Of all the lines in the data below, how many contain "play"? Report that number alone.

##### Supplied records #####

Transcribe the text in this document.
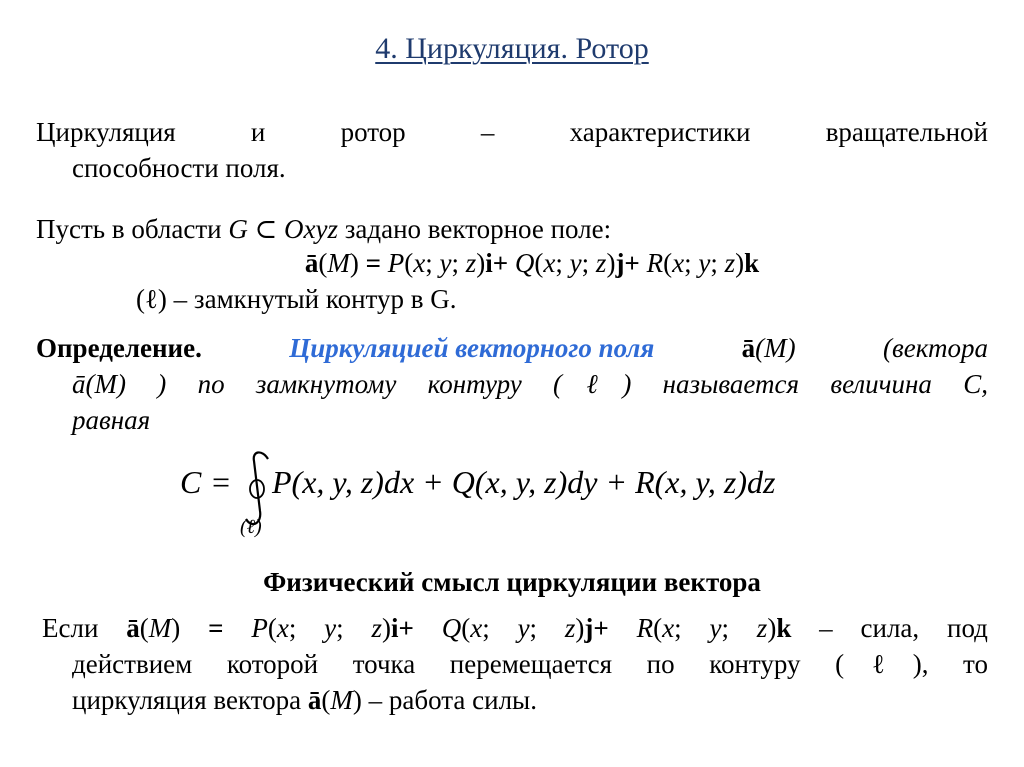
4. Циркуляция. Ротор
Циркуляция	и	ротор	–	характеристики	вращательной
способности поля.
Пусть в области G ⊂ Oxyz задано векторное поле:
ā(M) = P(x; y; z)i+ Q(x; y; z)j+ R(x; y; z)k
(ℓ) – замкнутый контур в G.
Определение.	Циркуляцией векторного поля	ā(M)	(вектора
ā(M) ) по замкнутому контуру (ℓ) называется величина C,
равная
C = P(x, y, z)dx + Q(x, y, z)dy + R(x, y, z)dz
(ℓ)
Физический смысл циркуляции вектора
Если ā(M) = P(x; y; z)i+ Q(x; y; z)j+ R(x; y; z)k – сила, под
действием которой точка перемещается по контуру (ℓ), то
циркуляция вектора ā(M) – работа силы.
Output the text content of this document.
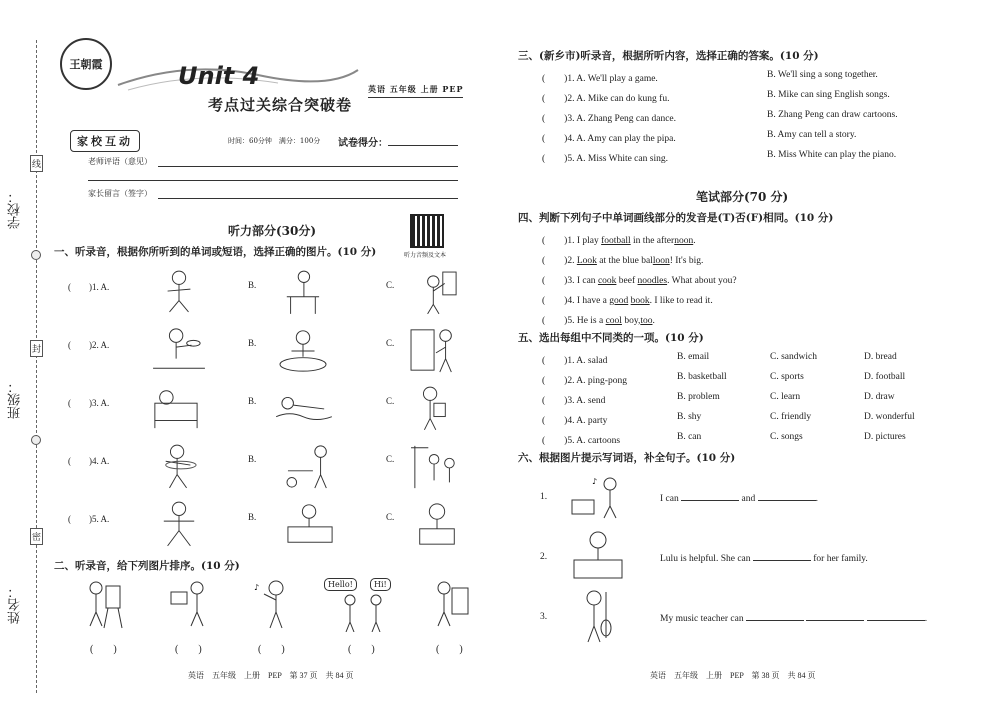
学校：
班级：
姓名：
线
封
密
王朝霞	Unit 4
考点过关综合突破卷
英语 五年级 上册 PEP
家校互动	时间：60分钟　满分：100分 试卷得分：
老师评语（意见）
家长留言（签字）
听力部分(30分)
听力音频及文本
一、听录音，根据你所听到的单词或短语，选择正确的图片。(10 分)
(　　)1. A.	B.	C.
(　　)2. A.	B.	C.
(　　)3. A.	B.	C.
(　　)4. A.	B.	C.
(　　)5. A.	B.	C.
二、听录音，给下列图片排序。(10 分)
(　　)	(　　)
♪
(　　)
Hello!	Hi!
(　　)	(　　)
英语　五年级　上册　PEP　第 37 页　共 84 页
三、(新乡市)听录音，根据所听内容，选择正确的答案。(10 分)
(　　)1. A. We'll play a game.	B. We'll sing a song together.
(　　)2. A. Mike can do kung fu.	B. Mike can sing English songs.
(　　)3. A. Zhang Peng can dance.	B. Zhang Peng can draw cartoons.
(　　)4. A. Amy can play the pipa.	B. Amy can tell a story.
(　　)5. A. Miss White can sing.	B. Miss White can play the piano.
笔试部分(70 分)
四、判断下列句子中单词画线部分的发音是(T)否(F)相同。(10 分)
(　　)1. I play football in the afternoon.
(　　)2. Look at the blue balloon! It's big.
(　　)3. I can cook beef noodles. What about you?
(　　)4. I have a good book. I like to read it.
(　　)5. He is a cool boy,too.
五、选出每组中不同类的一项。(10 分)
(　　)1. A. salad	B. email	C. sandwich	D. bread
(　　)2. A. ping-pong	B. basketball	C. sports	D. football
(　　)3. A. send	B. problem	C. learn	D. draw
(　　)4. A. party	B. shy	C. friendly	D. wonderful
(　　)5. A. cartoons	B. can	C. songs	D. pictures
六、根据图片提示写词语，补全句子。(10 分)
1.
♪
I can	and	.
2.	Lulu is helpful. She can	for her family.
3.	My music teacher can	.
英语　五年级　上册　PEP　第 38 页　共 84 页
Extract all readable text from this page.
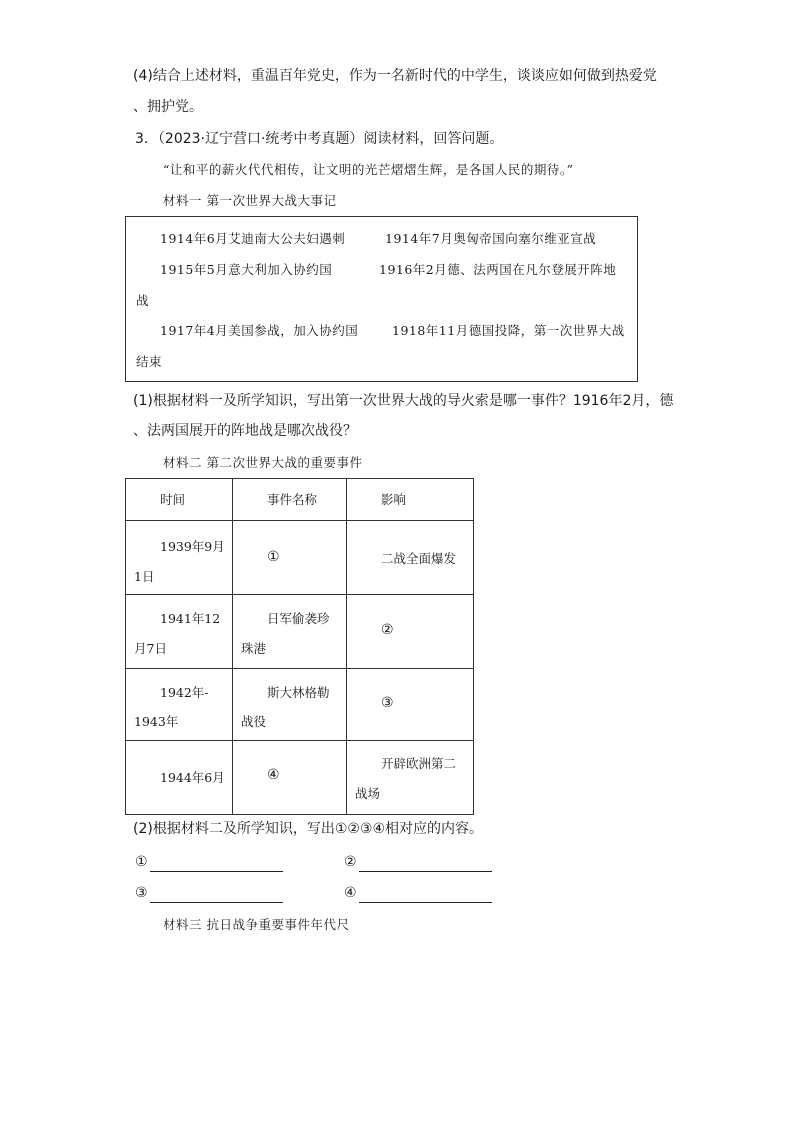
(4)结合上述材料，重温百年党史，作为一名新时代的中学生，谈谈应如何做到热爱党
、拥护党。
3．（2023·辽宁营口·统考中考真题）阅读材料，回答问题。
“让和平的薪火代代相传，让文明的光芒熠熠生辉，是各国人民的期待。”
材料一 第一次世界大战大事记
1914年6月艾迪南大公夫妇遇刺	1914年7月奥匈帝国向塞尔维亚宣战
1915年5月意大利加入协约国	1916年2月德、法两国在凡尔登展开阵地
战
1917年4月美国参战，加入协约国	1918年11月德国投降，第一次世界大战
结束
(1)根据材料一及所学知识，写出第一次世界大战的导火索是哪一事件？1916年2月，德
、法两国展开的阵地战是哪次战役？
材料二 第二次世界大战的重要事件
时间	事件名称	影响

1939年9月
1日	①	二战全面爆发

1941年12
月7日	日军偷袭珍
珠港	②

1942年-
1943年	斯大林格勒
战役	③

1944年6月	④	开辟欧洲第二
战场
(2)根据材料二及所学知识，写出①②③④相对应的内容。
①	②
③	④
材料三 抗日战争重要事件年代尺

#####

● Solved exercise
4